- _Given request_: Every record that follows should be printed verbatim.

----

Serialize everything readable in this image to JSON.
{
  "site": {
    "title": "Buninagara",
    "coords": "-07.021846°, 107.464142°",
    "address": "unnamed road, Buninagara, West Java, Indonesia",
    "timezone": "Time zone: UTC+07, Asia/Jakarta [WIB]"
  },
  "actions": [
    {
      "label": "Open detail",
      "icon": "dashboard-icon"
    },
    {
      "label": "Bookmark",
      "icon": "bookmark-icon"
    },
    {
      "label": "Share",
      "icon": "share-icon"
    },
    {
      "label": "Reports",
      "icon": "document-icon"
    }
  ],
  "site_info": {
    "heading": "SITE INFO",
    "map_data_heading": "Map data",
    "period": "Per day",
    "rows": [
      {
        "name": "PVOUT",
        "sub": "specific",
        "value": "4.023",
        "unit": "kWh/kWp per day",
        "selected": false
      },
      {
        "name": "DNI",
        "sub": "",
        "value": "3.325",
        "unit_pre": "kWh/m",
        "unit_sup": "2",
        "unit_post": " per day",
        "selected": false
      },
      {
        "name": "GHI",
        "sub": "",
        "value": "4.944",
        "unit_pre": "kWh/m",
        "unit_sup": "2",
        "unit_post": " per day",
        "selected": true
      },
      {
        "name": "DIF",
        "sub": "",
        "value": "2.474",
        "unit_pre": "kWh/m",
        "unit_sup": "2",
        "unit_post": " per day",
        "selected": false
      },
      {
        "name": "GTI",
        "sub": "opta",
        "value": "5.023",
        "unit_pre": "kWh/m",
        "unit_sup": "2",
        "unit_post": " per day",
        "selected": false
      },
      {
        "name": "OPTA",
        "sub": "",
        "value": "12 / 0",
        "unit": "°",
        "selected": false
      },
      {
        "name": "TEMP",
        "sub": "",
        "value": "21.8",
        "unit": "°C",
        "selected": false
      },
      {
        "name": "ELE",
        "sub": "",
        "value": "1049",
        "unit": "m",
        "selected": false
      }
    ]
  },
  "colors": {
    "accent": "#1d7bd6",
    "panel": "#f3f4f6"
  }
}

----

- _Task result_:
Serialize everything readable in this image to JSON.
{
  "site": {
    "title": "Buninagara",
    "coords": "-07.021846°, 107.464142°",
    "address": "unnamed road, Buninagara, West Java, Indonesia",
    "timezone": "Time zone: UTC+07, Asia/Jakarta [WIB]"
  },
  "actions": [
    {
      "label": "Open detail",
      "icon": "dashboard-icon"
    },
    {
      "label": "Bookmark",
      "icon": "bookmark-icon"
    },
    {
      "label": "Share",
      "icon": "share-icon"
    },
    {
      "label": "Reports",
      "icon": "document-icon"
    }
  ],
  "site_info": {
    "heading": "SITE INFO",
    "map_data_heading": "Map data",
    "period": "Per day",
    "rows": [
      {
        "name": "PVOUT",
        "sub": "specific",
        "value": "4.023",
        "unit": "kWh/kWp per day",
        "selected": false
      },
      {
        "name": "DNI",
        "sub": "",
        "value": "3.325",
        "unit_pre": "kWh/m",
        "unit_sup": "2",
        "unit_post": " per day",
        "selected": false
      },
      {
        "name": "GHI",
        "sub": "",
        "value": "4.944",
        "unit_pre": "kWh/m",
        "unit_sup": "2",
        "unit_post": " per day",
        "selected": true
      },
      {
        "name": "DIF",
        "sub": "",
        "value": "2.474",
        "unit_pre": "kWh/m",
        "unit_sup": "2",
        "unit_post": " per day",
        "selected": false
      },
      {
        "name": "GTI",
        "sub": "opta",
        "value": "5.023",
        "unit_pre": "kWh/m",
        "unit_sup": "2",
        "unit_post": " per day",
        "selected": false
      },
      {
        "name": "OPTA",
        "sub": "",
        "value": "12 / 0",
        "unit": "°",
        "selected": false
      },
      {
        "name": "TEMP",
        "sub": "",
        "value": "21.8",
        "unit": "°C",
        "selected": false
      },
      {
        "name": "ELE",
        "sub": "",
        "value": "1049",
        "unit": "m",
        "selected": false
      }
    ]
  },
  "colors": {
    "accent": "#1d7bd6",
    "panel": "#f3f4f6"
  }
}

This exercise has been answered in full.